| What you need to do |
Determine how many lines contain the string "pair". Respond with that number and nothing more.

| Input |
— start —
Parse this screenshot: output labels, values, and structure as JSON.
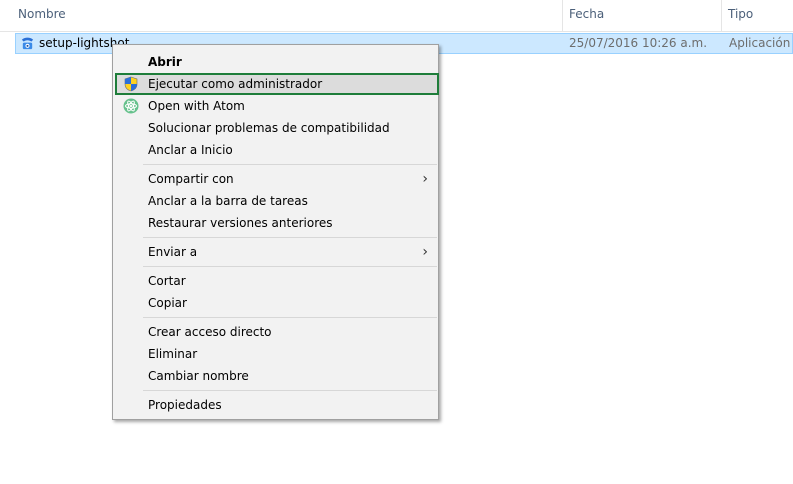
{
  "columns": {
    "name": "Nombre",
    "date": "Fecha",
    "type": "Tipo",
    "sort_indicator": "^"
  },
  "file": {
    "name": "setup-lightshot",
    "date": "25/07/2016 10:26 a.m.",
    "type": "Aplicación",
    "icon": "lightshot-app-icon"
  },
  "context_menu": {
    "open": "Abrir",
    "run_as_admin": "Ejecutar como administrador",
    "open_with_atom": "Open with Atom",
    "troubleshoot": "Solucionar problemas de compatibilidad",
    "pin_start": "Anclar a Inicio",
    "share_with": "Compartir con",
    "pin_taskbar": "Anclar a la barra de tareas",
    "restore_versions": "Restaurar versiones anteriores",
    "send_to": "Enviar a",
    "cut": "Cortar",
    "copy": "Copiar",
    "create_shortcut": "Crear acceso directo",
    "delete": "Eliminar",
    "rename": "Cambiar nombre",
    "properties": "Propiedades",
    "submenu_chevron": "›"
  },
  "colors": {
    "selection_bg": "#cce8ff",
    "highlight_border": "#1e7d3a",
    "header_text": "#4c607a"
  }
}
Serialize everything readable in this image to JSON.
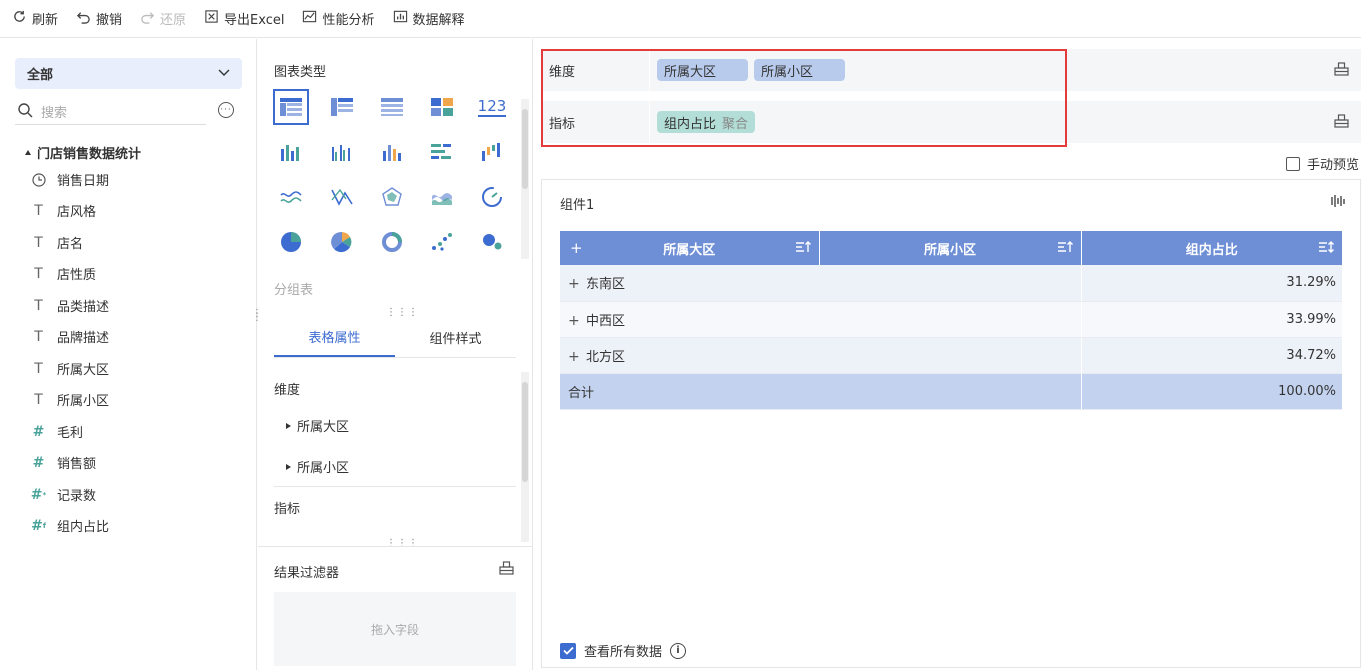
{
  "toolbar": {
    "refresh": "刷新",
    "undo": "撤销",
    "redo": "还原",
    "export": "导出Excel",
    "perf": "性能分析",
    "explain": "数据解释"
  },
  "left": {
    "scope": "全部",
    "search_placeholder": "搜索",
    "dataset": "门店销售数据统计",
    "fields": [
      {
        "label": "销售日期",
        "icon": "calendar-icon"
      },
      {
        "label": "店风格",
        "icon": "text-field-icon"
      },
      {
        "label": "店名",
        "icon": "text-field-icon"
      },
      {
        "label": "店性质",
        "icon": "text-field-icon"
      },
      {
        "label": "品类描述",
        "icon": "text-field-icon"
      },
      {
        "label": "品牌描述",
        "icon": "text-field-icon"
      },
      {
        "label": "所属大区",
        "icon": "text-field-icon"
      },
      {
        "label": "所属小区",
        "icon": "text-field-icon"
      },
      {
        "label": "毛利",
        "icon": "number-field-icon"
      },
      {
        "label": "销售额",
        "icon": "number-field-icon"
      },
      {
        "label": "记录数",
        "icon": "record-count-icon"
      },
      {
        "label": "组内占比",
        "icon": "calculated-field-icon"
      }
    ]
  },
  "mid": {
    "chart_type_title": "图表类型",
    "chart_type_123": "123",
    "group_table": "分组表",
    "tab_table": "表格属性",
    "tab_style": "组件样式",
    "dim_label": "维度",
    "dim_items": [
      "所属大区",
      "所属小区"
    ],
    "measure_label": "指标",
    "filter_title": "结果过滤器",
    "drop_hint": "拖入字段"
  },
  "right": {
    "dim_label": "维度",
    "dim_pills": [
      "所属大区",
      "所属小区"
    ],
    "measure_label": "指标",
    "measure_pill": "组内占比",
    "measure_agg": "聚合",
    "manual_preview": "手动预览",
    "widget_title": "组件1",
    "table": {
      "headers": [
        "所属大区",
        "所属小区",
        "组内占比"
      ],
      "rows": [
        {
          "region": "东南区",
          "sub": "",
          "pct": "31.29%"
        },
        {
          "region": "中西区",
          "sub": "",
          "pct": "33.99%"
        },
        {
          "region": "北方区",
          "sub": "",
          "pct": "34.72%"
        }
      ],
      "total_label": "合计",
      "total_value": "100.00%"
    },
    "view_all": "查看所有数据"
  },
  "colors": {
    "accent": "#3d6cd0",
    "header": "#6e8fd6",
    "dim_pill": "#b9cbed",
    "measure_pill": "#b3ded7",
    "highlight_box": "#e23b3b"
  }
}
— end —
— start —
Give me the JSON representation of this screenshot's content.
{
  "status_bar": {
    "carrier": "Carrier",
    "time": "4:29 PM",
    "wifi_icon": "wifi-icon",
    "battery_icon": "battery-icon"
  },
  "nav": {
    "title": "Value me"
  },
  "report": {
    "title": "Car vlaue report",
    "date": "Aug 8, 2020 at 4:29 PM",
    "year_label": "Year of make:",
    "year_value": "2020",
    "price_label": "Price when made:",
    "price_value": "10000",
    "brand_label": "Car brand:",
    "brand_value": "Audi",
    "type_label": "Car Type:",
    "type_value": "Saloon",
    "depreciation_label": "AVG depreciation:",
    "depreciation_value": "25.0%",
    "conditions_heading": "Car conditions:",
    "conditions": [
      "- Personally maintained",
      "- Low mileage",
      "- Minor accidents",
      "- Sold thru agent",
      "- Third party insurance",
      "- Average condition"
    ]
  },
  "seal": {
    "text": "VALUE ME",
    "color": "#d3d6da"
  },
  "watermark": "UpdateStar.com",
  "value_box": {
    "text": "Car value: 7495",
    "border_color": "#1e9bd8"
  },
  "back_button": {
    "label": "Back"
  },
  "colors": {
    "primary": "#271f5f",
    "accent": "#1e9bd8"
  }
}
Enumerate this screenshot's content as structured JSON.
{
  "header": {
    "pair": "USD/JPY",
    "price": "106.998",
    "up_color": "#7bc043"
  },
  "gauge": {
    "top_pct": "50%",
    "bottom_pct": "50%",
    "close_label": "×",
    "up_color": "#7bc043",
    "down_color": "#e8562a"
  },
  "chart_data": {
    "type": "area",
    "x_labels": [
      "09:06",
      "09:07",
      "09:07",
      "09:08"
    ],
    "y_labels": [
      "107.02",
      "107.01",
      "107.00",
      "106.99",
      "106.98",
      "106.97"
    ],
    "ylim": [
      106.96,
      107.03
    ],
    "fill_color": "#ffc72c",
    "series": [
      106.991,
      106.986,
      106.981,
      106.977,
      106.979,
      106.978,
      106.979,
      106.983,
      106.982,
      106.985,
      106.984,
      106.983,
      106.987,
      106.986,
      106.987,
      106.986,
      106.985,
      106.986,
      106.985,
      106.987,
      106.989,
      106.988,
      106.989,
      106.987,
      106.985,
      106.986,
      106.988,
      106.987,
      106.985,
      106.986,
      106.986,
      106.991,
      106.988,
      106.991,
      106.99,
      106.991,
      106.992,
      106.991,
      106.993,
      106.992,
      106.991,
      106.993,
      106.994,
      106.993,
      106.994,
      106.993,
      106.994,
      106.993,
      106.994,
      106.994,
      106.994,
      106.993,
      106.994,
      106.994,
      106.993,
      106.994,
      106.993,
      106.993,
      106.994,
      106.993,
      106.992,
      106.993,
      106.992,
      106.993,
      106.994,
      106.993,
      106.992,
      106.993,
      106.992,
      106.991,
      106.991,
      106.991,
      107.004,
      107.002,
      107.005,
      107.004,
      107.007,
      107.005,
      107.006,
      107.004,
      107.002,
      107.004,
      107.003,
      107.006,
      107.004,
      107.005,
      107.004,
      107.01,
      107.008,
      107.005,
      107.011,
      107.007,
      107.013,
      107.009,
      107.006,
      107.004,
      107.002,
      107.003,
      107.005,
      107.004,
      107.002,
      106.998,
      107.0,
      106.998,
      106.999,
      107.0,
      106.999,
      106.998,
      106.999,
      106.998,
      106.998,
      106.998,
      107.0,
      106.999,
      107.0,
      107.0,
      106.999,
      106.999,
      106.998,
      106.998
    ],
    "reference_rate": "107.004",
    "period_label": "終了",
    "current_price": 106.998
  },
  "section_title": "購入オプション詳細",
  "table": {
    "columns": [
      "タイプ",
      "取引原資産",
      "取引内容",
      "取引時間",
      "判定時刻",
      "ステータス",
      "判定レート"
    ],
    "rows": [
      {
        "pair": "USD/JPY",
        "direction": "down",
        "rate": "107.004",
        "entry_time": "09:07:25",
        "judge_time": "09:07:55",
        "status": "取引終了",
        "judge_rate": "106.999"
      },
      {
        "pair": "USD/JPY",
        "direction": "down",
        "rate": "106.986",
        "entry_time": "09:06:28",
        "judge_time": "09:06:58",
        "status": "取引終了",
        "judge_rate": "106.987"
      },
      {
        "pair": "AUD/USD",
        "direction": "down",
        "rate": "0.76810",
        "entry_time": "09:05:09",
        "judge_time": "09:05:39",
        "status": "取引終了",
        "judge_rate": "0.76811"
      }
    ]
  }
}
— end —
— start —
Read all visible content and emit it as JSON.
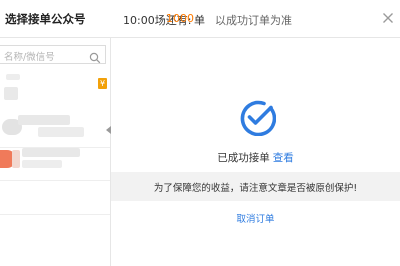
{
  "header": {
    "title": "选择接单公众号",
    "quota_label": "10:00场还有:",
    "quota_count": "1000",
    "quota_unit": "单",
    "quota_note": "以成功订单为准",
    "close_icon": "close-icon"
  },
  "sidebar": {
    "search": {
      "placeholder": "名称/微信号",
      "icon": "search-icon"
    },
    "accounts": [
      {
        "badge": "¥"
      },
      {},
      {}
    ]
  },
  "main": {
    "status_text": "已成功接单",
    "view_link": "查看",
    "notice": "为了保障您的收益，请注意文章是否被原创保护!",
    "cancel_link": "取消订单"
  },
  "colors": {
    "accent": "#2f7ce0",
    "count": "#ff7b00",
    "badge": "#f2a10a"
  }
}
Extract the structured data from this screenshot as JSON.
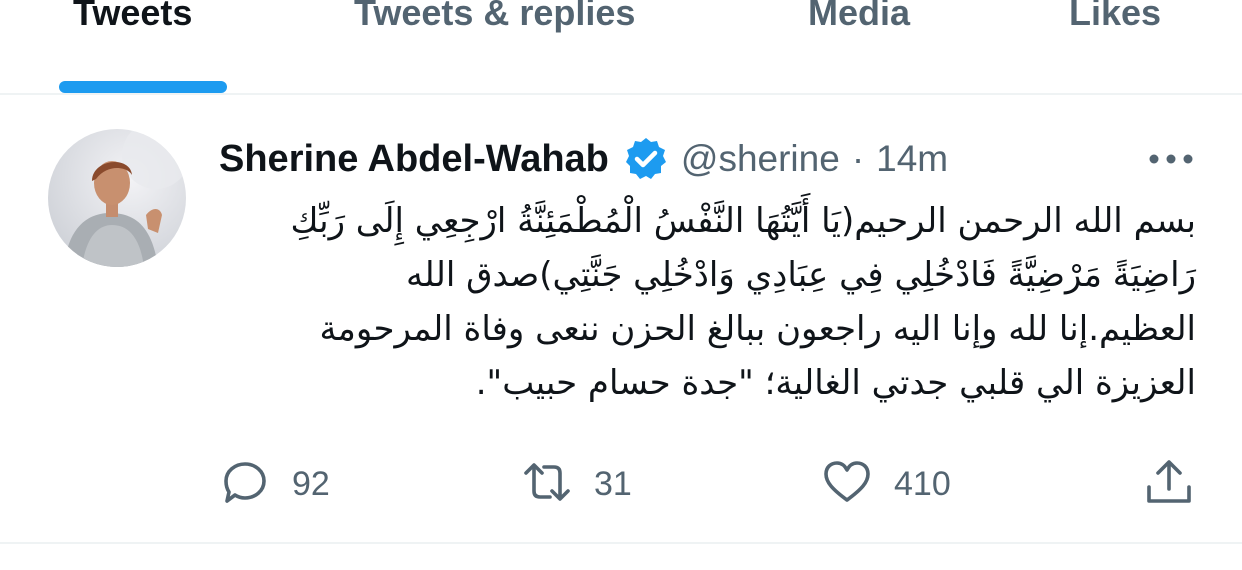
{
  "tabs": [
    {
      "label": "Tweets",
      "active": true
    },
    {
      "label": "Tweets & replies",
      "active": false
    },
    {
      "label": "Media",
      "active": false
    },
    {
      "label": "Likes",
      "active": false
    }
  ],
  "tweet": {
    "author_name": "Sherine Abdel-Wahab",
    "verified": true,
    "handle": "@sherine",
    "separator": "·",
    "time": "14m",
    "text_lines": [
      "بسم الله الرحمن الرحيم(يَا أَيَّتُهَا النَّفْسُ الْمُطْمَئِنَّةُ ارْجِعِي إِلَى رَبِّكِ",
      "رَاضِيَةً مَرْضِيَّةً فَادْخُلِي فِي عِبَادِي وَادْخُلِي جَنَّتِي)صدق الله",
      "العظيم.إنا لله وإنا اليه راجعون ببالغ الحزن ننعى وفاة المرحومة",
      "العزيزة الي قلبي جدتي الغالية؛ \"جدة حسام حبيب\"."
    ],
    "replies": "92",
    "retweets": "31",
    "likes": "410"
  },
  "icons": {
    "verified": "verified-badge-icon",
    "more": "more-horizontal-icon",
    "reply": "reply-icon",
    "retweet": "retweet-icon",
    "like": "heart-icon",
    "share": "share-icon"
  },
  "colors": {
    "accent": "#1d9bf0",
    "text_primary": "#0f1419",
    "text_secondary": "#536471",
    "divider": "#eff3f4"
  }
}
— end —
| Output for this exercise |
4